▶

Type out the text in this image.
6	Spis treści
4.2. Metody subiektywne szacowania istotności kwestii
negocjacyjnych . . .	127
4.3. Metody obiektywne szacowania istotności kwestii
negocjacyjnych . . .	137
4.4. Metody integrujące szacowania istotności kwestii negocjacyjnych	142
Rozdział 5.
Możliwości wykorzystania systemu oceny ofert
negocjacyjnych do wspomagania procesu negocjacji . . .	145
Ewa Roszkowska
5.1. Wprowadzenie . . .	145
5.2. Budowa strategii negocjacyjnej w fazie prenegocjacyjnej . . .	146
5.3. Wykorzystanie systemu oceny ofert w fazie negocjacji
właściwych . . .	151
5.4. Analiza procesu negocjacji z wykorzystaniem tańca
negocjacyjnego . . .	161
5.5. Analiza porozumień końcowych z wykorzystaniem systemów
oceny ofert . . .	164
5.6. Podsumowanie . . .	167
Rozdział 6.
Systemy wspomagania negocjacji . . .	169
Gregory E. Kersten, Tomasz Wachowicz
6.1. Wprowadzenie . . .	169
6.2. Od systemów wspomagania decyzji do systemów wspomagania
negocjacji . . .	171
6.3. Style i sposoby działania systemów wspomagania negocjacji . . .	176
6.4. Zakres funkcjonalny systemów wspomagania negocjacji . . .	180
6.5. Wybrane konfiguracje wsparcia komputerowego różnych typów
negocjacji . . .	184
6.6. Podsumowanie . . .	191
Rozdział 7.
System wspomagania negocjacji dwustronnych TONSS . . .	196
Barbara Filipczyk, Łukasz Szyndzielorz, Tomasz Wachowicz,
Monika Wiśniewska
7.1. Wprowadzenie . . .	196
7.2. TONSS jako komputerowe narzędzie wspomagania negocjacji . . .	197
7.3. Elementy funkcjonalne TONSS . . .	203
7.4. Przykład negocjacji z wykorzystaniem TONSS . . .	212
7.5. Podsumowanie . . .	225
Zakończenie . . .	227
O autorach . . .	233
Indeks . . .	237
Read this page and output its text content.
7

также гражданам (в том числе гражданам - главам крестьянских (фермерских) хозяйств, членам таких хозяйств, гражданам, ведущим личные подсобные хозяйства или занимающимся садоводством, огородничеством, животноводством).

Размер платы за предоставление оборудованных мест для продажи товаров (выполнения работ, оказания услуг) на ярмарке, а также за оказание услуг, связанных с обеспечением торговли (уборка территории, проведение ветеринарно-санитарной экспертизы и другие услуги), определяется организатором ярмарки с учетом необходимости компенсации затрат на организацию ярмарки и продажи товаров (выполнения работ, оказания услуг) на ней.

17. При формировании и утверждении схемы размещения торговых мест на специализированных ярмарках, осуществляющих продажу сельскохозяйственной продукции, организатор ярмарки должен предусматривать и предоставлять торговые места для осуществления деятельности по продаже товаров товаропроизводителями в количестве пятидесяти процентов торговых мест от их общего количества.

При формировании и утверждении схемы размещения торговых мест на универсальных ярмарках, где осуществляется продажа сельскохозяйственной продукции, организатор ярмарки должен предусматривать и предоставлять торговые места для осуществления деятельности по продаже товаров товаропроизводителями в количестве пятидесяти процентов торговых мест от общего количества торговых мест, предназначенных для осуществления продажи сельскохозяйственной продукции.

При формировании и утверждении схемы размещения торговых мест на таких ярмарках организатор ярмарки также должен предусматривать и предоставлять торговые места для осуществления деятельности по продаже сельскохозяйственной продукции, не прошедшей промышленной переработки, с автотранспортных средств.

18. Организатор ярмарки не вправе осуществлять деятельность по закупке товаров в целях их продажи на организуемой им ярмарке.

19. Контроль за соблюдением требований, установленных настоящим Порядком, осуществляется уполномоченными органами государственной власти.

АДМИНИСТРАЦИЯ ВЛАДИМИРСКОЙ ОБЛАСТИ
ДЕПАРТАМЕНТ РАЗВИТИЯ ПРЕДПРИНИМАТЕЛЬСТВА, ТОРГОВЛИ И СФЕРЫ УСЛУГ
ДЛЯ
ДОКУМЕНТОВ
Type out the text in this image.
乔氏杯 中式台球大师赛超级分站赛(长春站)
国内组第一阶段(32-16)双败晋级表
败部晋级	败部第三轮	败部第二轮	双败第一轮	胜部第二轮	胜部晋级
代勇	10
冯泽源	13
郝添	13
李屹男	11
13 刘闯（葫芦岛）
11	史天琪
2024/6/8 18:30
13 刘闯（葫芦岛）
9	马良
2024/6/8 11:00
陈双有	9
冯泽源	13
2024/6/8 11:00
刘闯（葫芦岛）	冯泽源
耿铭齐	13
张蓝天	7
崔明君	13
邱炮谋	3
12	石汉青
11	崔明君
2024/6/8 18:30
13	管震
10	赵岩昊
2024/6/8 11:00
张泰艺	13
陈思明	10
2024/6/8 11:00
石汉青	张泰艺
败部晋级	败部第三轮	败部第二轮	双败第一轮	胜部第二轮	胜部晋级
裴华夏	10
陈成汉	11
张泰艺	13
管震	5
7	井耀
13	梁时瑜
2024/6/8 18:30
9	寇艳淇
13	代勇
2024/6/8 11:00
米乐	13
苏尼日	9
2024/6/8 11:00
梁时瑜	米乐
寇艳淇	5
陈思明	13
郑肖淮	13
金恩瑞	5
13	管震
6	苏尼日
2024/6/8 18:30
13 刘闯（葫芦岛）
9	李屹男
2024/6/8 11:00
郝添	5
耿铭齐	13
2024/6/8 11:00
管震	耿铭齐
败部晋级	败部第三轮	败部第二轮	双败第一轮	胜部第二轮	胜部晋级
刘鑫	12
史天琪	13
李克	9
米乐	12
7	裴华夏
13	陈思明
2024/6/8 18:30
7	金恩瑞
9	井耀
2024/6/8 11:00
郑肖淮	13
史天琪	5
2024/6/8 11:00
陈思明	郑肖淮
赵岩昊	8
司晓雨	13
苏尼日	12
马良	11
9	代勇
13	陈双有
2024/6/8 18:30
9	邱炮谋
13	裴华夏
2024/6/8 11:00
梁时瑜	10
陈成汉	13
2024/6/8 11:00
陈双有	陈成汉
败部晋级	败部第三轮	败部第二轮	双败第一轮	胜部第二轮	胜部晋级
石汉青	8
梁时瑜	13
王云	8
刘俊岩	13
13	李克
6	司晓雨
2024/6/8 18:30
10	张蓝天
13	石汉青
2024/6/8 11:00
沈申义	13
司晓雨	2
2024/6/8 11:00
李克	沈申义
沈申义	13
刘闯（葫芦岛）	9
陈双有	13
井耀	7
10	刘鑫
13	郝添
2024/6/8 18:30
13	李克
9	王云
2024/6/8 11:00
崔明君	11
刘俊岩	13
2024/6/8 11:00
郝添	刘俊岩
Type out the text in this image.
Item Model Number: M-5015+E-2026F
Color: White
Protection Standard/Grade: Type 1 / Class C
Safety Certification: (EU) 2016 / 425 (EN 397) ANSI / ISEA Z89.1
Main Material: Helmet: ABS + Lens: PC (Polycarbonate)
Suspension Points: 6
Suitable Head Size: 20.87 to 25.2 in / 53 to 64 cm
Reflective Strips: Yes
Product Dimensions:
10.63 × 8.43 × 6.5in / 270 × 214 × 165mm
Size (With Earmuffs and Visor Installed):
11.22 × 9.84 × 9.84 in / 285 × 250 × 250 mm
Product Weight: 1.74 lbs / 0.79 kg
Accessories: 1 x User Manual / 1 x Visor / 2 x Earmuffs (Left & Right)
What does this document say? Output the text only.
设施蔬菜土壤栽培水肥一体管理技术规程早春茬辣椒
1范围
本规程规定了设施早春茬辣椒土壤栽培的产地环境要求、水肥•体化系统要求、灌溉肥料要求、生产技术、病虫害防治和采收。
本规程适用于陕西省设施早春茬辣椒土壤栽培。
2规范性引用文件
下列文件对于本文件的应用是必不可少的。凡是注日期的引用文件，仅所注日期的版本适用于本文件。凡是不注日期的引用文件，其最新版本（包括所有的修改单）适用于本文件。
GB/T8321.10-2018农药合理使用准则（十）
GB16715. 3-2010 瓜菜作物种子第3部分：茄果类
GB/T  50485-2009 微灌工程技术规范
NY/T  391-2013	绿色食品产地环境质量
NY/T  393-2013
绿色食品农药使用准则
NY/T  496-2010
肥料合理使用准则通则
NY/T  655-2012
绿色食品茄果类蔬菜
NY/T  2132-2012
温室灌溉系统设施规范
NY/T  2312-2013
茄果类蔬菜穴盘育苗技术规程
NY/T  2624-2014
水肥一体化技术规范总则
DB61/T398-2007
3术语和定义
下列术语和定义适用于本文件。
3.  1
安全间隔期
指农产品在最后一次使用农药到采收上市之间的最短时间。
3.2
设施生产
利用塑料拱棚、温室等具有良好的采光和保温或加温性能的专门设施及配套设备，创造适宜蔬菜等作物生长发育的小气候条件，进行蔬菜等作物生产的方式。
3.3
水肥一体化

◀

- WHAT IS EXPECTED -
Look through the material above and work out how many of its lines contain "oceny". State the number only.

- RESULT -
3